[begin EXERCISE INPUT]
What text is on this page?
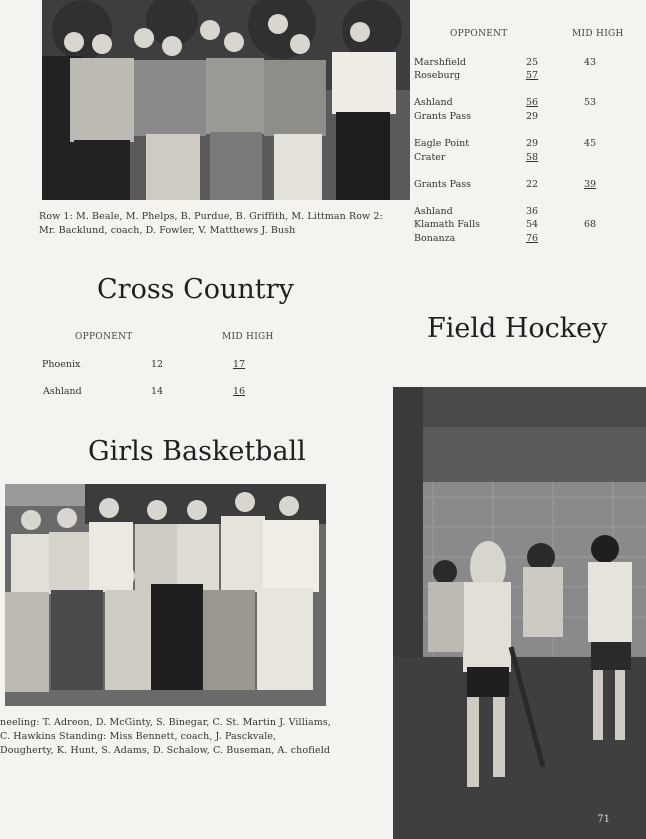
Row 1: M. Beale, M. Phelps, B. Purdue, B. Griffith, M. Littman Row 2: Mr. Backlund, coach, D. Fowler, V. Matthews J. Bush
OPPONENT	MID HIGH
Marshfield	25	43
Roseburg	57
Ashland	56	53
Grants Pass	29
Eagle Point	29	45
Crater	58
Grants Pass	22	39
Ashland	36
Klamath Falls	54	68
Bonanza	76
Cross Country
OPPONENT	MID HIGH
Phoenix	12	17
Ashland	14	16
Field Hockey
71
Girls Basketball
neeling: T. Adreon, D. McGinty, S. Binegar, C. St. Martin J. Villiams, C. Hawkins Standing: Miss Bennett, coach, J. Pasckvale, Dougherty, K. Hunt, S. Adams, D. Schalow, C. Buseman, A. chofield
[end EXERCISE INPUT]
[begin EXERCISE INPUT]
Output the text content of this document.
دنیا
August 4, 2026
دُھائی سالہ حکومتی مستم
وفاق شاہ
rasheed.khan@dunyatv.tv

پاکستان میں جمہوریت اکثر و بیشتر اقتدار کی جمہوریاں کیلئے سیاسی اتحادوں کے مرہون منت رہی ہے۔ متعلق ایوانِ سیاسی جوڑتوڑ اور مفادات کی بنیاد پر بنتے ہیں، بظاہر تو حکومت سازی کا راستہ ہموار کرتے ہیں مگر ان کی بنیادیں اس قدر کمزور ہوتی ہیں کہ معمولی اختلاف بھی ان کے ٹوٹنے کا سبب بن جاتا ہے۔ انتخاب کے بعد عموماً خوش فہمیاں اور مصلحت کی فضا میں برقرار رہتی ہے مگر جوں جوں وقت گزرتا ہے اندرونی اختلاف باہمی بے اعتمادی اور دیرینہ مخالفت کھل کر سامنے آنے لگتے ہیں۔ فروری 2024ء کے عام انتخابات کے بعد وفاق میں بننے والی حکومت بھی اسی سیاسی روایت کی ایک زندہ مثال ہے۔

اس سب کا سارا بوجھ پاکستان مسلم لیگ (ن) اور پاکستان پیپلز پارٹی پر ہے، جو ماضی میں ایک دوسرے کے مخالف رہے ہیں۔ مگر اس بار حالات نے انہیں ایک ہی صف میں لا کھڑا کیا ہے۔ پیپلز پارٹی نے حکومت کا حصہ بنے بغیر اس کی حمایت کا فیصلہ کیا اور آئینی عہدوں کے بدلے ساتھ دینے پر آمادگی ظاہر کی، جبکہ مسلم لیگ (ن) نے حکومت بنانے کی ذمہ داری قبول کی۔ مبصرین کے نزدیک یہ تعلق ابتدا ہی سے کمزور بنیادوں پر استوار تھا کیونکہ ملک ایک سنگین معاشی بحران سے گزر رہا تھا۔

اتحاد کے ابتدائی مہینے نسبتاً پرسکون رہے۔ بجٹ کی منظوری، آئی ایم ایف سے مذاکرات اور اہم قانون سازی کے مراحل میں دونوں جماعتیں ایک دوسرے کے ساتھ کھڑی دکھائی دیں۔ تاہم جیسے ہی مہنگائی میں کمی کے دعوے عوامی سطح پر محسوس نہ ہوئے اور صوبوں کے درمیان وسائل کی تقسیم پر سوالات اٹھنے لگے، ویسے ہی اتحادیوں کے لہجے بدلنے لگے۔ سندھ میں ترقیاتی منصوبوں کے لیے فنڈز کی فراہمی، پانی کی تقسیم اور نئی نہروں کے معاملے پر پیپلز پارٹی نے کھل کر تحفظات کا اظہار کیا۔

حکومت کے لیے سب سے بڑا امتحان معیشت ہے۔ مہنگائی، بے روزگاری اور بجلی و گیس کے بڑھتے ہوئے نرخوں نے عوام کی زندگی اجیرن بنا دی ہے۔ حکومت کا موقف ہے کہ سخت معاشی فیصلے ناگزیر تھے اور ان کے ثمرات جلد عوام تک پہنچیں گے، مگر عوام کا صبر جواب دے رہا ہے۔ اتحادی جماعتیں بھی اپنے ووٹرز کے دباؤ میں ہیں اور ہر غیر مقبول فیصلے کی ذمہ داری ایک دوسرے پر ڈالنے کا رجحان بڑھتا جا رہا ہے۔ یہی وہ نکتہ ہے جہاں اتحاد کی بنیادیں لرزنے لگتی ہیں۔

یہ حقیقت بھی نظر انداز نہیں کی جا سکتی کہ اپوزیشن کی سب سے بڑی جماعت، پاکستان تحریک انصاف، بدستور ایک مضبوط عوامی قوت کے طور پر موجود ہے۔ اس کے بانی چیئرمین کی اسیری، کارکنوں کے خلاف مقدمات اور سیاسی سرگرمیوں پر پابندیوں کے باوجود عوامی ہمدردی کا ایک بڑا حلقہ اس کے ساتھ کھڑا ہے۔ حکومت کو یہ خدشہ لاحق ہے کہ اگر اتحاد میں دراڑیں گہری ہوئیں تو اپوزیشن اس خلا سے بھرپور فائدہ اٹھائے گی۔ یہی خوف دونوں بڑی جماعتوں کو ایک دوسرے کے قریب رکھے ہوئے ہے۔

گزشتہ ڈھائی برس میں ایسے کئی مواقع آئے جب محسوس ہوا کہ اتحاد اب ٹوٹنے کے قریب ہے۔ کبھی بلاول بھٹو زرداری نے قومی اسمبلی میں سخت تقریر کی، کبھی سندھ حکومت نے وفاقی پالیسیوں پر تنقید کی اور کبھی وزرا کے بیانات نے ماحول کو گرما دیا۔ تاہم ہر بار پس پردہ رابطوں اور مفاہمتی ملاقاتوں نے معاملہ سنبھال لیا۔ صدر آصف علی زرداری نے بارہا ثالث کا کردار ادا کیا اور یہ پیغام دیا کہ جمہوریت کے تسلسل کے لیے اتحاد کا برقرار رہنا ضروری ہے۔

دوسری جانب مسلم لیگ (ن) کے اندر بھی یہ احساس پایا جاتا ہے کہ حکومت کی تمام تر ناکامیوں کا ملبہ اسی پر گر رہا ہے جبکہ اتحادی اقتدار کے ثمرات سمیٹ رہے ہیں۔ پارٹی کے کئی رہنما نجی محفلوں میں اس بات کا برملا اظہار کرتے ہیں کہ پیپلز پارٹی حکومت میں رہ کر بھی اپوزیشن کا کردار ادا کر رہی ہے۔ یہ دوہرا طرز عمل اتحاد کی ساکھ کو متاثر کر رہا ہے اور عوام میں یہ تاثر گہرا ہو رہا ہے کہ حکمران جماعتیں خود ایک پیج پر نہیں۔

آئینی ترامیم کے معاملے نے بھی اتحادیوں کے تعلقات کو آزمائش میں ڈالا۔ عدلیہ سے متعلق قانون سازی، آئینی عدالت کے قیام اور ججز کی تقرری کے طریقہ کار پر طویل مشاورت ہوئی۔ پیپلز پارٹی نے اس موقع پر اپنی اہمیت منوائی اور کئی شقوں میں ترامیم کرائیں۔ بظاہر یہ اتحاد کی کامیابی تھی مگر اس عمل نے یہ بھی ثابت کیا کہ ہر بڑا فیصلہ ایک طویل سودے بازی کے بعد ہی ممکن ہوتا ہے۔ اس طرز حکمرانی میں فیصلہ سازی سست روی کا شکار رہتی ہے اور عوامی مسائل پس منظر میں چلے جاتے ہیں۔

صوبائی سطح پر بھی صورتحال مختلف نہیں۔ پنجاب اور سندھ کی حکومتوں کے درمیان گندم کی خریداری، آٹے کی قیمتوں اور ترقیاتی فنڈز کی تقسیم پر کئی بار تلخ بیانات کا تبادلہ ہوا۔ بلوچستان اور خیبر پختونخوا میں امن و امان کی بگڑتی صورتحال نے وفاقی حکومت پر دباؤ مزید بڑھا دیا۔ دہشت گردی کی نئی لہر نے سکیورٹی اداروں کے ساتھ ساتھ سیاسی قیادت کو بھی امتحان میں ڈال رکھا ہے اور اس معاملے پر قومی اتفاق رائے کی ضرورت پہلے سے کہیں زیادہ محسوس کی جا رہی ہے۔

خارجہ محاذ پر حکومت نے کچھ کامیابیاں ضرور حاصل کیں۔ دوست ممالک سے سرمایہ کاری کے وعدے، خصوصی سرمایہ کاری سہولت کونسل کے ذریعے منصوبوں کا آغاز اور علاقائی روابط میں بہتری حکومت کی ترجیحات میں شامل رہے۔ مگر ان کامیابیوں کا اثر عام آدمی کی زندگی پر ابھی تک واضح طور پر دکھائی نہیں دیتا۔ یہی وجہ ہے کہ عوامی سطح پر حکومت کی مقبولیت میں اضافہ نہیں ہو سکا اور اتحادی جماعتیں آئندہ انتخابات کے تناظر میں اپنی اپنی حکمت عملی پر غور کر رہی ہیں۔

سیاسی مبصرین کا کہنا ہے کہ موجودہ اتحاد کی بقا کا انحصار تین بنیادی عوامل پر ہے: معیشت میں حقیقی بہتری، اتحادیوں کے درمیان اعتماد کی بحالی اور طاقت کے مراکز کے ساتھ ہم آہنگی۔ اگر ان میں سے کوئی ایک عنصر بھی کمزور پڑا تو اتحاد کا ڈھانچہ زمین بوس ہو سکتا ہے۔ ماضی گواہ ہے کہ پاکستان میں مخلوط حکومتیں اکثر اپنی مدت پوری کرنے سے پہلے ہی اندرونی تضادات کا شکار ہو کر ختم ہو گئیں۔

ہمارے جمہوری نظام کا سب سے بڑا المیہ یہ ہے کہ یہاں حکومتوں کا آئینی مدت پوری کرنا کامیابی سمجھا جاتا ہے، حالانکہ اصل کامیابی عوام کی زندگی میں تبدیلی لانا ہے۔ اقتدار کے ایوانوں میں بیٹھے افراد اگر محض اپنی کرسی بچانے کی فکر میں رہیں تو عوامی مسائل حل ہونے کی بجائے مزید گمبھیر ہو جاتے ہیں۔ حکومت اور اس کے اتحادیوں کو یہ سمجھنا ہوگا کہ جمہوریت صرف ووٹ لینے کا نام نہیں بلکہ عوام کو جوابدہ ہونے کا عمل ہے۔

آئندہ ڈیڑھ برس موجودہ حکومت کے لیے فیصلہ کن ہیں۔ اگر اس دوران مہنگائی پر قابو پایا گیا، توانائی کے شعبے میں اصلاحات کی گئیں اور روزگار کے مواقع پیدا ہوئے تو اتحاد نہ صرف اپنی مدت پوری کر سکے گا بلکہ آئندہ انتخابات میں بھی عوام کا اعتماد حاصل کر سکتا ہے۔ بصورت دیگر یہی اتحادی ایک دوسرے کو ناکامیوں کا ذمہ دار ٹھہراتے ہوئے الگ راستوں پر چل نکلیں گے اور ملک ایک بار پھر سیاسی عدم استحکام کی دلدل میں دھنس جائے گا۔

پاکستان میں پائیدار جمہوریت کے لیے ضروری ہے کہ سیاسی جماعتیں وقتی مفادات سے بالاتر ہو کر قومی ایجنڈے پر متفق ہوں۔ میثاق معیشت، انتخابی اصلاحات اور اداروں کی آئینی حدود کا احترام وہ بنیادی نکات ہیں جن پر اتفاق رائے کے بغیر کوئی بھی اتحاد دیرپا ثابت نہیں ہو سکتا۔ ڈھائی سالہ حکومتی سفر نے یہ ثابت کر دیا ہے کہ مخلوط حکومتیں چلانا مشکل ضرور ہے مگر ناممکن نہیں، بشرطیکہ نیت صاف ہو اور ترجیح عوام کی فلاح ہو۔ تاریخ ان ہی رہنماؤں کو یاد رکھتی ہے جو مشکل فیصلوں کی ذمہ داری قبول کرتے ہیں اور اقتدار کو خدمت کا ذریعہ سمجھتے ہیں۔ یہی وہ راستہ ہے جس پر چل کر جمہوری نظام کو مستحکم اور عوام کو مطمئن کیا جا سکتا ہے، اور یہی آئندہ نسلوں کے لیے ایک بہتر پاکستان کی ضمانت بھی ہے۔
[end EXERCISE INPUT]
● **TASK GOAL**
Isolate each line of the listing above that includes "مفادات". Copy it.

● **SOLUTION FOR THIS PROBLEM**
پاکستان میں جمہوریت اکثر و بیشتر اقتدار کی جمہوریاں کیلئے سیاسی اتحادوں کے مرہون منت رہی ہے۔ متعلق ایوانِ سیاسی جوڑتوڑ اور مفادات کی بنیاد پر بنتے ہیں، بظاہر تو حکومت سازی کا راستہ ہموار کرتے ہیں مگر ان کی بنیادیں اس قدر کمزور ہوتی ہیں کہ معمولی اختلاف بھی ان کے ٹوٹنے کا سبب بن جاتا ہے۔ انتخاب کے بعد عموماً خوش فہمیاں اور مصلحت کی فضا میں برقرار رہتی ہے مگر جوں جوں وقت گزرتا ہے اندرونی اختلاف باہمی بے اعتمادی اور دیرینہ مخالفت کھل کر سامنے آنے لگتے ہیں۔ فروری 2024ء کے عام انتخابات کے بعد وفاق میں بننے والی حکومت بھی اسی سیاسی روایت کی ایک زندہ مثال ہے۔
پاکستان میں پائیدار جمہوریت کے لیے ضروری ہے کہ سیاسی جماعتیں وقتی مفادات سے بالاتر ہو کر قومی ایجنڈے پر متفق ہوں۔ میثاق معیشت، انتخابی اصلاحات اور اداروں کی آئینی حدود کا احترام وہ بنیادی نکات ہیں جن پر اتفاق رائے کے بغیر کوئی بھی اتحاد دیرپا ثابت نہیں ہو سکتا۔ ڈھائی سالہ حکومتی سفر نے یہ ثابت کر دیا ہے کہ مخلوط حکومتیں چلانا مشکل ضرور ہے مگر ناممکن نہیں، بشرطیکہ نیت صاف ہو اور ترجیح عوام کی فلاح ہو۔ تاریخ ان ہی رہنماؤں کو یاد رکھتی ہے جو مشکل فیصلوں کی ذمہ داری قبول کرتے ہیں اور اقتدار کو خدمت کا ذریعہ سمجھتے ہیں۔ یہی وہ راستہ ہے جس پر چل کر جمہوری نظام کو مستحکم اور عوام کو مطمئن کیا جا سکتا ہے، اور یہی آئندہ نسلوں کے لیے ایک بہتر پاکستان کی ضمانت بھی ہے۔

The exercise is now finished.